Output the records exactly. Include every line.

— start DATA EXTRACT —

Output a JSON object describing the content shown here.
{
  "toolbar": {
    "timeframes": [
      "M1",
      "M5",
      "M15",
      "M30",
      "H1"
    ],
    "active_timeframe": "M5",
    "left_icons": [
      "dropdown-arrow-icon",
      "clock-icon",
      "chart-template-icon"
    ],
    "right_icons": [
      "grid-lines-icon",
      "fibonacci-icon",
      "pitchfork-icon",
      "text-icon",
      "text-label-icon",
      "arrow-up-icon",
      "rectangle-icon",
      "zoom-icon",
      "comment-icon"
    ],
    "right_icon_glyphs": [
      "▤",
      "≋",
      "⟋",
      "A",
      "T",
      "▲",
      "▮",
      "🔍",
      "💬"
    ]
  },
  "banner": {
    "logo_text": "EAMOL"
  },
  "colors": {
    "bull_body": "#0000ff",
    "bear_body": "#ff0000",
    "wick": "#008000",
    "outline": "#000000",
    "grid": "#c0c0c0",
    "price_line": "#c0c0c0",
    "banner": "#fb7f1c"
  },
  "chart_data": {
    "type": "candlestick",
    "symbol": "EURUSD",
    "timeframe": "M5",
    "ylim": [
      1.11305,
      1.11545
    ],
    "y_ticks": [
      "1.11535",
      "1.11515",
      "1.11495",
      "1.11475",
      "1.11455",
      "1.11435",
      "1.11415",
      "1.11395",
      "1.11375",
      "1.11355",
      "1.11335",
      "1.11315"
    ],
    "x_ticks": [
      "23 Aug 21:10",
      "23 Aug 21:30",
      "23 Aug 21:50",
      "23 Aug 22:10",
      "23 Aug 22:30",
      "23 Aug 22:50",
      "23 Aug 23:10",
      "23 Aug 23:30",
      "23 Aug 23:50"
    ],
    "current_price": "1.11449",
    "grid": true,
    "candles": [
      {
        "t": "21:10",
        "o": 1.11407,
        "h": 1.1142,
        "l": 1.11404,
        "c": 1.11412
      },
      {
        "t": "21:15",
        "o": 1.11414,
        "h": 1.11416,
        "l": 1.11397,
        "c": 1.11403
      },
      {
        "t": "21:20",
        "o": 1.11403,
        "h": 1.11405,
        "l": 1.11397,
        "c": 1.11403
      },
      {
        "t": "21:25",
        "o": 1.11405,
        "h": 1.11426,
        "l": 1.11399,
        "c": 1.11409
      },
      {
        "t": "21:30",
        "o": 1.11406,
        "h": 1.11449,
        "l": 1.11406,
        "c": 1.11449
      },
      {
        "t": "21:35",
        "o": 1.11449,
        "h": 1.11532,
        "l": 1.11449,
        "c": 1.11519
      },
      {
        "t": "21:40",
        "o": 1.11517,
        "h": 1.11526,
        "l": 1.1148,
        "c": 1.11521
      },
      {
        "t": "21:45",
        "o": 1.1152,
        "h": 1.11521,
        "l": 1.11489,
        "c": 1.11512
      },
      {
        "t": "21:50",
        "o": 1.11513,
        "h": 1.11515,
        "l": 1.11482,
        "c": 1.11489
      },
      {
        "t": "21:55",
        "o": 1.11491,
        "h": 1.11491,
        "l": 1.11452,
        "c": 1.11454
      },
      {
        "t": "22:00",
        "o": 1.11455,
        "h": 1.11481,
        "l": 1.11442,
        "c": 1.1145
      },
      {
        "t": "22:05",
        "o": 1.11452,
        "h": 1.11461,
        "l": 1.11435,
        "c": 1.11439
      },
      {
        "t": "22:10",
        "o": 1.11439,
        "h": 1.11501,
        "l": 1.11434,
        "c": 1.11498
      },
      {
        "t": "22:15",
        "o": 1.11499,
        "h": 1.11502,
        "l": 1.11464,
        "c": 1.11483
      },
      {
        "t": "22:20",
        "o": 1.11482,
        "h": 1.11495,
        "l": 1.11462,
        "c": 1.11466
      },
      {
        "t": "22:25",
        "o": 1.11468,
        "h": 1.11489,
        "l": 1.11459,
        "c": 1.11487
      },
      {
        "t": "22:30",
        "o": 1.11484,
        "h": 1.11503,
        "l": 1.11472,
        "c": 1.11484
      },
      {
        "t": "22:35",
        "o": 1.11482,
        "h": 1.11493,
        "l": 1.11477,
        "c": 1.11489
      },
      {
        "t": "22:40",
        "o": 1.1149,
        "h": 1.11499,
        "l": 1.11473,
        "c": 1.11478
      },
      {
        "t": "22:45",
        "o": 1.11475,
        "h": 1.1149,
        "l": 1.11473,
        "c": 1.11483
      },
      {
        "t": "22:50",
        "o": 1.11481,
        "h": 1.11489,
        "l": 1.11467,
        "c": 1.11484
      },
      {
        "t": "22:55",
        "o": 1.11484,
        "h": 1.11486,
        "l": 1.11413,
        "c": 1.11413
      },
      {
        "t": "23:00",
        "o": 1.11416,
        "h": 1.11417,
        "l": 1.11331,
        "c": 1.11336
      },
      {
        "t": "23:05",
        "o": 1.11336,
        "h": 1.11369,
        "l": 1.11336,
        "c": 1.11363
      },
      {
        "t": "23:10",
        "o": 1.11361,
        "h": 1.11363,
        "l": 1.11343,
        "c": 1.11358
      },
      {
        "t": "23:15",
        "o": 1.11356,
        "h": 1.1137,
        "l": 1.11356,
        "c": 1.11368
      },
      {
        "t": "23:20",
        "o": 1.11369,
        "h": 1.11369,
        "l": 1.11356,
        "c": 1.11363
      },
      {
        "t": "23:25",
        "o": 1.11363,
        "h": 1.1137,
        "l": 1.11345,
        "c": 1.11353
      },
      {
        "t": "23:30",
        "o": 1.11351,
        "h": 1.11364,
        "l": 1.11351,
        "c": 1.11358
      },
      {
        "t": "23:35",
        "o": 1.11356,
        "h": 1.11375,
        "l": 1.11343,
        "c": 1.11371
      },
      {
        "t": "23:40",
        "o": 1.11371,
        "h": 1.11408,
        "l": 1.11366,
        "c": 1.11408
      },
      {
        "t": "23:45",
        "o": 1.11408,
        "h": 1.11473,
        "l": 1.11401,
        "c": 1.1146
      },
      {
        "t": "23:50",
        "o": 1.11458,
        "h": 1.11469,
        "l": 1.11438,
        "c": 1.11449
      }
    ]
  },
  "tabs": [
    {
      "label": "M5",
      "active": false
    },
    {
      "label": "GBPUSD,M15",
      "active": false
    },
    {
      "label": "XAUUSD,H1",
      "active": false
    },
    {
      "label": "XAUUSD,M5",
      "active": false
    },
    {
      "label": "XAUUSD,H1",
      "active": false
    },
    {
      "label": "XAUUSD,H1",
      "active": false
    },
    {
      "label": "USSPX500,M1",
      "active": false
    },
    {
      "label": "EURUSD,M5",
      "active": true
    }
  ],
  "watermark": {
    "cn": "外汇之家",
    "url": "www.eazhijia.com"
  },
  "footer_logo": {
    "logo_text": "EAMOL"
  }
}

— end DATA EXTRACT —

:: RESPONSE BELOW ::
Output a JSON object describing the content shown here.
{
  "toolbar": {
    "timeframes": [
      "M1",
      "M5",
      "M15",
      "M30",
      "H1"
    ],
    "active_timeframe": "M5",
    "left_icons": [
      "dropdown-arrow-icon",
      "clock-icon",
      "chart-template-icon"
    ],
    "right_icons": [
      "grid-lines-icon",
      "fibonacci-icon",
      "pitchfork-icon",
      "text-icon",
      "text-label-icon",
      "arrow-up-icon",
      "rectangle-icon",
      "zoom-icon",
      "comment-icon"
    ],
    "right_icon_glyphs": [
      "▤",
      "≋",
      "⟋",
      "A",
      "T",
      "▲",
      "▮",
      "🔍",
      "💬"
    ]
  },
  "banner": {
    "logo_text": "EAMOL"
  },
  "colors": {
    "bull_body": "#0000ff",
    "bear_body": "#ff0000",
    "wick": "#008000",
    "outline": "#000000",
    "grid": "#c0c0c0",
    "price_line": "#c0c0c0",
    "banner": "#fb7f1c"
  },
  "chart_data": {
    "type": "candlestick",
    "symbol": "EURUSD",
    "timeframe": "M5",
    "ylim": [
      1.11305,
      1.11545
    ],
    "y_ticks": [
      "1.11535",
      "1.11515",
      "1.11495",
      "1.11475",
      "1.11455",
      "1.11435",
      "1.11415",
      "1.11395",
      "1.11375",
      "1.11355",
      "1.11335",
      "1.11315"
    ],
    "x_ticks": [
      "23 Aug 21:10",
      "23 Aug 21:30",
      "23 Aug 21:50",
      "23 Aug 22:10",
      "23 Aug 22:30",
      "23 Aug 22:50",
      "23 Aug 23:10",
      "23 Aug 23:30",
      "23 Aug 23:50"
    ],
    "current_price": "1.11449",
    "grid": true,
    "candles": [
      {
        "t": "21:10",
        "o": 1.11407,
        "h": 1.1142,
        "l": 1.11404,
        "c": 1.11412
      },
      {
        "t": "21:15",
        "o": 1.11414,
        "h": 1.11416,
        "l": 1.11397,
        "c": 1.11403
      },
      {
        "t": "21:20",
        "o": 1.11403,
        "h": 1.11405,
        "l": 1.11397,
        "c": 1.11403
      },
      {
        "t": "21:25",
        "o": 1.11405,
        "h": 1.11426,
        "l": 1.11399,
        "c": 1.11409
      },
      {
        "t": "21:30",
        "o": 1.11406,
        "h": 1.11449,
        "l": 1.11406,
        "c": 1.11449
      },
      {
        "t": "21:35",
        "o": 1.11449,
        "h": 1.11532,
        "l": 1.11449,
        "c": 1.11519
      },
      {
        "t": "21:40",
        "o": 1.11517,
        "h": 1.11526,
        "l": 1.1148,
        "c": 1.11521
      },
      {
        "t": "21:45",
        "o": 1.1152,
        "h": 1.11521,
        "l": 1.11489,
        "c": 1.11512
      },
      {
        "t": "21:50",
        "o": 1.11513,
        "h": 1.11515,
        "l": 1.11482,
        "c": 1.11489
      },
      {
        "t": "21:55",
        "o": 1.11491,
        "h": 1.11491,
        "l": 1.11452,
        "c": 1.11454
      },
      {
        "t": "22:00",
        "o": 1.11455,
        "h": 1.11481,
        "l": 1.11442,
        "c": 1.1145
      },
      {
        "t": "22:05",
        "o": 1.11452,
        "h": 1.11461,
        "l": 1.11435,
        "c": 1.11439
      },
      {
        "t": "22:10",
        "o": 1.11439,
        "h": 1.11501,
        "l": 1.11434,
        "c": 1.11498
      },
      {
        "t": "22:15",
        "o": 1.11499,
        "h": 1.11502,
        "l": 1.11464,
        "c": 1.11483
      },
      {
        "t": "22:20",
        "o": 1.11482,
        "h": 1.11495,
        "l": 1.11462,
        "c": 1.11466
      },
      {
        "t": "22:25",
        "o": 1.11468,
        "h": 1.11489,
        "l": 1.11459,
        "c": 1.11487
      },
      {
        "t": "22:30",
        "o": 1.11484,
        "h": 1.11503,
        "l": 1.11472,
        "c": 1.11484
      },
      {
        "t": "22:35",
        "o": 1.11482,
        "h": 1.11493,
        "l": 1.11477,
        "c": 1.11489
      },
      {
        "t": "22:40",
        "o": 1.1149,
        "h": 1.11499,
        "l": 1.11473,
        "c": 1.11478
      },
      {
        "t": "22:45",
        "o": 1.11475,
        "h": 1.1149,
        "l": 1.11473,
        "c": 1.11483
      },
      {
        "t": "22:50",
        "o": 1.11481,
        "h": 1.11489,
        "l": 1.11467,
        "c": 1.11484
      },
      {
        "t": "22:55",
        "o": 1.11484,
        "h": 1.11486,
        "l": 1.11413,
        "c": 1.11413
      },
      {
        "t": "23:00",
        "o": 1.11416,
        "h": 1.11417,
        "l": 1.11331,
        "c": 1.11336
      },
      {
        "t": "23:05",
        "o": 1.11336,
        "h": 1.11369,
        "l": 1.11336,
        "c": 1.11363
      },
      {
        "t": "23:10",
        "o": 1.11361,
        "h": 1.11363,
        "l": 1.11343,
        "c": 1.11358
      },
      {
        "t": "23:15",
        "o": 1.11356,
        "h": 1.1137,
        "l": 1.11356,
        "c": 1.11368
      },
      {
        "t": "23:20",
        "o": 1.11369,
        "h": 1.11369,
        "l": 1.11356,
        "c": 1.11363
      },
      {
        "t": "23:25",
        "o": 1.11363,
        "h": 1.1137,
        "l": 1.11345,
        "c": 1.11353
      },
      {
        "t": "23:30",
        "o": 1.11351,
        "h": 1.11364,
        "l": 1.11351,
        "c": 1.11358
      },
      {
        "t": "23:35",
        "o": 1.11356,
        "h": 1.11375,
        "l": 1.11343,
        "c": 1.11371
      },
      {
        "t": "23:40",
        "o": 1.11371,
        "h": 1.11408,
        "l": 1.11366,
        "c": 1.11408
      },
      {
        "t": "23:45",
        "o": 1.11408,
        "h": 1.11473,
        "l": 1.11401,
        "c": 1.1146
      },
      {
        "t": "23:50",
        "o": 1.11458,
        "h": 1.11469,
        "l": 1.11438,
        "c": 1.11449
      }
    ]
  },
  "tabs": [
    {
      "label": "M5",
      "active": false
    },
    {
      "label": "GBPUSD,M15",
      "active": false
    },
    {
      "label": "XAUUSD,H1",
      "active": false
    },
    {
      "label": "XAUUSD,M5",
      "active": false
    },
    {
      "label": "XAUUSD,H1",
      "active": false
    },
    {
      "label": "XAUUSD,H1",
      "active": false
    },
    {
      "label": "USSPX500,M1",
      "active": false
    },
    {
      "label": "EURUSD,M5",
      "active": true
    }
  ],
  "watermark": {
    "cn": "外汇之家",
    "url": "www.eazhijia.com"
  },
  "footer_logo": {
    "logo_text": "EAMOL"
  }
}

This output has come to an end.